# Data provided start
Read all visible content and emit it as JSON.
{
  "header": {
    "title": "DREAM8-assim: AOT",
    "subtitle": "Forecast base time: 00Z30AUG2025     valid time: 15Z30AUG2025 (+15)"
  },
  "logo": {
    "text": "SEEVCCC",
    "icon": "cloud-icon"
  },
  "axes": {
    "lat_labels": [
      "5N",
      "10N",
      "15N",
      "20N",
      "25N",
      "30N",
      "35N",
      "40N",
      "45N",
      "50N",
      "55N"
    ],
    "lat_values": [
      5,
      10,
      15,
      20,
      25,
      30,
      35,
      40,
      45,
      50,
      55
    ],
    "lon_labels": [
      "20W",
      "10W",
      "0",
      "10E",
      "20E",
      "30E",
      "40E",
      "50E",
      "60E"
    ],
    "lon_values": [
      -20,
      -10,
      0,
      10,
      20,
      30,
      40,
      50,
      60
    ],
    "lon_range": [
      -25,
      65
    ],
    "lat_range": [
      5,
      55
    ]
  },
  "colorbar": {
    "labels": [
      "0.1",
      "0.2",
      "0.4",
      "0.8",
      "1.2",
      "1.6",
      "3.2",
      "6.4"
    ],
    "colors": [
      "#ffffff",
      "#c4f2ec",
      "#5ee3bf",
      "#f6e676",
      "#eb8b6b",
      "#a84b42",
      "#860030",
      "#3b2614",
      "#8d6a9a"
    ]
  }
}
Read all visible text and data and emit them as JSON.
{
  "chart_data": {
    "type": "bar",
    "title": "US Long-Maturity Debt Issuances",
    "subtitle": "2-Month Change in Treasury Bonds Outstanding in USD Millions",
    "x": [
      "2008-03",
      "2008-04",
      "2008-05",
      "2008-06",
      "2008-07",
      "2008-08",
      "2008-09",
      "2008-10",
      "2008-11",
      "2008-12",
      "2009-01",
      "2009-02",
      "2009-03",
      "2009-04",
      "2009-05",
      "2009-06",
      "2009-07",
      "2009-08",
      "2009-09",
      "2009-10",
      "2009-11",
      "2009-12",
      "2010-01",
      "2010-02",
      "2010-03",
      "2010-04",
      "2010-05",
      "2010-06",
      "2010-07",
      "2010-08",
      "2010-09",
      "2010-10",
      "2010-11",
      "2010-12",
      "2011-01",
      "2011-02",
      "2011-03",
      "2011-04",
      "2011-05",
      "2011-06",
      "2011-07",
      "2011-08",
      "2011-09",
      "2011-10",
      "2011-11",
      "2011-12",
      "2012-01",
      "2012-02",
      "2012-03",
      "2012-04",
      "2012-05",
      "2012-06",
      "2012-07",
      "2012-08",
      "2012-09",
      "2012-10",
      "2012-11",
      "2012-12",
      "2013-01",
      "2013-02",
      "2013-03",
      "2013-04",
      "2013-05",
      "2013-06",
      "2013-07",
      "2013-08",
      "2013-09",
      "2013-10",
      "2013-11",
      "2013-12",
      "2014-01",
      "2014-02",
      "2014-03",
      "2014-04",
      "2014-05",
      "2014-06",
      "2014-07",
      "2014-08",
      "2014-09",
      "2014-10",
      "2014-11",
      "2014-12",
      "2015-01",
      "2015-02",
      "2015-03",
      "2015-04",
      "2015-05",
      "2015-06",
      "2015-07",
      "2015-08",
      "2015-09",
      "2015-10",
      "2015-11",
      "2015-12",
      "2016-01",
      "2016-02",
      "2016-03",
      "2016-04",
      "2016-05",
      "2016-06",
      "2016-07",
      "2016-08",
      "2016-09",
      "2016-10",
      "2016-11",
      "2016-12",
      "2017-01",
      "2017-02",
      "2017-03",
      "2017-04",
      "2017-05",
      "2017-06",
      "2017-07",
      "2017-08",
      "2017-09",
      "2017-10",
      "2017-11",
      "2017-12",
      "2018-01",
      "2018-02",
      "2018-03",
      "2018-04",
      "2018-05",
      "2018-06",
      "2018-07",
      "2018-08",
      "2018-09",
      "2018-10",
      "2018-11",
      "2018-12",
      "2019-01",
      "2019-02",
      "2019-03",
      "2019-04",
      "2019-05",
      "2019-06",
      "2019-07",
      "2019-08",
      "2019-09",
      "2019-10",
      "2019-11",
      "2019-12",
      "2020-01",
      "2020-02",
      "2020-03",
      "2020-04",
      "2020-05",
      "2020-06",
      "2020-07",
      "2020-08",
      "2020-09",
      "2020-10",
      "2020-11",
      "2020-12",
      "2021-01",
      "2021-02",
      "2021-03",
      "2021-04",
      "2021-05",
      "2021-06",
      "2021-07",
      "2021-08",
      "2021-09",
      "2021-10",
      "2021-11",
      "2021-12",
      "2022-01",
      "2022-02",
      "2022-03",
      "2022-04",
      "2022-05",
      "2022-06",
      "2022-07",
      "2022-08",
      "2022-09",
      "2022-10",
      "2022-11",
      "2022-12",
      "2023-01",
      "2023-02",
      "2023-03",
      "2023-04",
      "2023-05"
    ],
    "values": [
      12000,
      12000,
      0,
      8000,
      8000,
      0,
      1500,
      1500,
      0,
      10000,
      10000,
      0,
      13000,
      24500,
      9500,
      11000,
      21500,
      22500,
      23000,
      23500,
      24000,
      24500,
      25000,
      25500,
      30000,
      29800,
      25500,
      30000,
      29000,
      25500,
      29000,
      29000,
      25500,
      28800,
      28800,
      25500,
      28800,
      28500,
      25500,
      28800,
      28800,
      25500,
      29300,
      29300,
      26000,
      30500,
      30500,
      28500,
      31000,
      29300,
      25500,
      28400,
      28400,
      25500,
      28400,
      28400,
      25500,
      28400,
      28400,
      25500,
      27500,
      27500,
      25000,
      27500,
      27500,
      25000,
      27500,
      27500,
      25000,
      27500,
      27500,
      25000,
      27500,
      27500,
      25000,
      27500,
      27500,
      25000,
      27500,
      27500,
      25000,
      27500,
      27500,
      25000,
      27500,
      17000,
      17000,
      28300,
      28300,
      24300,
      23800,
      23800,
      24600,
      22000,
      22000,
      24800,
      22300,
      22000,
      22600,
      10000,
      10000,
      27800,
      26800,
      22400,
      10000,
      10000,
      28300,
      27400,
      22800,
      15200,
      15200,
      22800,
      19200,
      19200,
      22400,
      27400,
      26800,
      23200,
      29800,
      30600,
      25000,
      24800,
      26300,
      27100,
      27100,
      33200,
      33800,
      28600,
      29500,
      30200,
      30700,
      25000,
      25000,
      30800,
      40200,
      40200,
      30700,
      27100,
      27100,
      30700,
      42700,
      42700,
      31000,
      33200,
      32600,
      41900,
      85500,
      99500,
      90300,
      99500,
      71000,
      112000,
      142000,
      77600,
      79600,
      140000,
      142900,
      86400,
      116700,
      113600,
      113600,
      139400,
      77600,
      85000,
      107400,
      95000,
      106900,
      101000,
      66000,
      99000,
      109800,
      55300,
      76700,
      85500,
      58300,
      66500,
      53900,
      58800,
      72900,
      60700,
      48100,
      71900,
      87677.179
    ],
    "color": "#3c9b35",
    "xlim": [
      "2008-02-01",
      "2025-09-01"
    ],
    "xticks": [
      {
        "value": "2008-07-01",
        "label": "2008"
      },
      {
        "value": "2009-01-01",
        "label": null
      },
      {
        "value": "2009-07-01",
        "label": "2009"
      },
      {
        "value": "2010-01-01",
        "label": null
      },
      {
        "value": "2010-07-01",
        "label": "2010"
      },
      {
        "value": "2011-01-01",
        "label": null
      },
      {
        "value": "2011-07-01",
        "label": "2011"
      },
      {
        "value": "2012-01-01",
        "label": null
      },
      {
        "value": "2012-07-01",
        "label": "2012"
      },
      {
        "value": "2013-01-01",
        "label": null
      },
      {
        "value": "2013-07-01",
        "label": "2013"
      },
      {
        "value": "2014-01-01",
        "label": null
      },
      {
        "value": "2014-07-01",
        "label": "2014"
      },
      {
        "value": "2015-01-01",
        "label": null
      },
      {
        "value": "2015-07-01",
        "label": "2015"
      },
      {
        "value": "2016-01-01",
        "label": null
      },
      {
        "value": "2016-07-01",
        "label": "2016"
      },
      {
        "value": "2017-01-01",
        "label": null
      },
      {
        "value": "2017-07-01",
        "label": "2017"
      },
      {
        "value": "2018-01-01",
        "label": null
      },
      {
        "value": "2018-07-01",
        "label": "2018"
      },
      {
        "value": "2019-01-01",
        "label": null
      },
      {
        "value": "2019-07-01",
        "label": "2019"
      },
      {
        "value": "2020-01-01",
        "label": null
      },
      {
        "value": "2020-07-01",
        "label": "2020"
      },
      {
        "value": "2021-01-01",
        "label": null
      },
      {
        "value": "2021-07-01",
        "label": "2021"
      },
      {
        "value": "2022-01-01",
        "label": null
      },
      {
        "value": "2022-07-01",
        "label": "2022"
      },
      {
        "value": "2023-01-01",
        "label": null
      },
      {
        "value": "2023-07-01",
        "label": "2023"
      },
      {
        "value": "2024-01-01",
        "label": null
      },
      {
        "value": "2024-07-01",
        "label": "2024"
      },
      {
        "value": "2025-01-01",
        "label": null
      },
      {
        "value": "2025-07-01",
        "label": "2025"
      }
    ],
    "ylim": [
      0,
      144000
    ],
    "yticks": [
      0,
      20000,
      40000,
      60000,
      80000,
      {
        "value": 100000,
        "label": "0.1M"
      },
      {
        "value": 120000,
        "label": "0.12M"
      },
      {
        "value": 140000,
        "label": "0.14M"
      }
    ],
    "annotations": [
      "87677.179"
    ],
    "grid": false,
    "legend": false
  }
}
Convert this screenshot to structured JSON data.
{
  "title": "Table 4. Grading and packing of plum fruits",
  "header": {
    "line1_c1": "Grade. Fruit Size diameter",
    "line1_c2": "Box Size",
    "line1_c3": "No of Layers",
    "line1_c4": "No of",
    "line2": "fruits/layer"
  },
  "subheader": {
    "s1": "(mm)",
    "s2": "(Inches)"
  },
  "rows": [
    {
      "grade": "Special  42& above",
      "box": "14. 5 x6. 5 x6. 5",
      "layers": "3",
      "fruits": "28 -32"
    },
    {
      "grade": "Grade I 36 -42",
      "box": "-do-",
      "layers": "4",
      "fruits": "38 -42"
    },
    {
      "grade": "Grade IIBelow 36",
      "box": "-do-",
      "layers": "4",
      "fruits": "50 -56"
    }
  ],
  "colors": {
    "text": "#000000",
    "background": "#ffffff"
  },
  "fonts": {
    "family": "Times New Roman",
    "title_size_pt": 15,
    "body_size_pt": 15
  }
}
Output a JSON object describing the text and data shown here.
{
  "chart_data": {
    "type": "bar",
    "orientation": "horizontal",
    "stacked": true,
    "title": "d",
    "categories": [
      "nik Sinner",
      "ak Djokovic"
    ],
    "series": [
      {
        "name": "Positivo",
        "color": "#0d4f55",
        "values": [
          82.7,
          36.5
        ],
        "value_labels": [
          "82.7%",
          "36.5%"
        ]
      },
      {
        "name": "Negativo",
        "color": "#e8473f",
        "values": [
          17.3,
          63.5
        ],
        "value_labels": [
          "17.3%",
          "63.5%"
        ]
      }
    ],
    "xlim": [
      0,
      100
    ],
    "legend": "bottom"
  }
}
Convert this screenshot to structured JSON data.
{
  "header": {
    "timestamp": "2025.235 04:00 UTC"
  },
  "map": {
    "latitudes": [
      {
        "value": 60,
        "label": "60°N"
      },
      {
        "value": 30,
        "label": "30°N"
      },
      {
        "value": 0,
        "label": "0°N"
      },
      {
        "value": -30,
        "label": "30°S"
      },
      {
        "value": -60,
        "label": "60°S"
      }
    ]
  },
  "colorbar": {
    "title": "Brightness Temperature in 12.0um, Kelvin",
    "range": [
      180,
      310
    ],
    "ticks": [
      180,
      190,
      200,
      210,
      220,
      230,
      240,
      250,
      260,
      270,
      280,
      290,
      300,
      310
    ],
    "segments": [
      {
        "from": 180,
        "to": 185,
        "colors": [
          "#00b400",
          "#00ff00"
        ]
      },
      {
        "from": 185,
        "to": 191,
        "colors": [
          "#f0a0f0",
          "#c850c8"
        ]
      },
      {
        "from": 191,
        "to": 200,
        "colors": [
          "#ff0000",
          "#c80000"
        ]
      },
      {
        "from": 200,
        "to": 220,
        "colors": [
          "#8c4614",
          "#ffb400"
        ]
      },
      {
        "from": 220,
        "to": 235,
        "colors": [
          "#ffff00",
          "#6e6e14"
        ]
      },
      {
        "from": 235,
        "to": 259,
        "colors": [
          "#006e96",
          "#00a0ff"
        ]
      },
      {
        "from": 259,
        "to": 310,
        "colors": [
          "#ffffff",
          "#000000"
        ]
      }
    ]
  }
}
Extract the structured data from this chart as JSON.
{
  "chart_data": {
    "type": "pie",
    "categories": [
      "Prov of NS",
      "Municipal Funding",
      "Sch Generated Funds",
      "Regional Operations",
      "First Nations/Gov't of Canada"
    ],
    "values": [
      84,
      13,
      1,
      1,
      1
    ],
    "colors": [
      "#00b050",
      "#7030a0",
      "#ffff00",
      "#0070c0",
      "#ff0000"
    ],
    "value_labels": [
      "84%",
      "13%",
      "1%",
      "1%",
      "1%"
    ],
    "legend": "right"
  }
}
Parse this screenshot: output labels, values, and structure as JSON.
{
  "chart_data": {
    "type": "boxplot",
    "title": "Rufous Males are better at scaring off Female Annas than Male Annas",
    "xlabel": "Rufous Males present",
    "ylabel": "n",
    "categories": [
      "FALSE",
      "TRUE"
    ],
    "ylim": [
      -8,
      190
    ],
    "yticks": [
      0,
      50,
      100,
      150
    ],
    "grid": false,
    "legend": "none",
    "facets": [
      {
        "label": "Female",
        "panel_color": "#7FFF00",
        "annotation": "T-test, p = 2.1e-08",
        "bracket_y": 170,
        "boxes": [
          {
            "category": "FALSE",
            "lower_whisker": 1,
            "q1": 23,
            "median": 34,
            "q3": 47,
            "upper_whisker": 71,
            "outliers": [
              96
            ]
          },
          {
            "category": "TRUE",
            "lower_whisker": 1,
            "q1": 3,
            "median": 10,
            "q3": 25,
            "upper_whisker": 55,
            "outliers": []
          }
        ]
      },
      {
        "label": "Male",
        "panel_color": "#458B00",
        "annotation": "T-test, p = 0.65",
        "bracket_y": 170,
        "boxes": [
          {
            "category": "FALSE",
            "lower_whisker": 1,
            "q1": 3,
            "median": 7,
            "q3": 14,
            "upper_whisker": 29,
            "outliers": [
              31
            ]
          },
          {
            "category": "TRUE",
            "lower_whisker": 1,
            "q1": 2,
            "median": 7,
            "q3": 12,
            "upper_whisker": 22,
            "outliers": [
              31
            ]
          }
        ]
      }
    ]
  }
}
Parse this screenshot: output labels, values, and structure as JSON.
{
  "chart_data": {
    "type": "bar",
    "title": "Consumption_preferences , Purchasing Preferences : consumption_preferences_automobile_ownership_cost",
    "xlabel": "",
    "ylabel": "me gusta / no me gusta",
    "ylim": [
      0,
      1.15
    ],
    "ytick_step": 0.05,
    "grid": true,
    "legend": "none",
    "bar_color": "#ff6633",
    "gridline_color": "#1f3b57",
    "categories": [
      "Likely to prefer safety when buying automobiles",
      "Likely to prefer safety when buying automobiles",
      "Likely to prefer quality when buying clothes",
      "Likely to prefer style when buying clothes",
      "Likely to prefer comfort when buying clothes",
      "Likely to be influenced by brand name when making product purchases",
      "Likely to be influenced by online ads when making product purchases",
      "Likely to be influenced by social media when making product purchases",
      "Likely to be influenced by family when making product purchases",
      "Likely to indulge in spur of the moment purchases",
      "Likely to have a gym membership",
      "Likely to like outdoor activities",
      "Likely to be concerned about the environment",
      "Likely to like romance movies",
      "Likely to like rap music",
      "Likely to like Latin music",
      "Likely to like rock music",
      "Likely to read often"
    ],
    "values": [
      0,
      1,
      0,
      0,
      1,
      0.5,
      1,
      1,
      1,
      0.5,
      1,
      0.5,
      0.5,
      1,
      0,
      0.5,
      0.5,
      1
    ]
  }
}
# Data provided end
- Task requirements
Search the entries for the word "fruits" and gather every line where it appears.

- Answer to this task
  "title": "Table 4. Grading and packing of plum fruits",
    "line2": "fruits/layer"
      "fruits": "28 -32"
      "fruits": "38 -42"
      "fruits": "50 -56"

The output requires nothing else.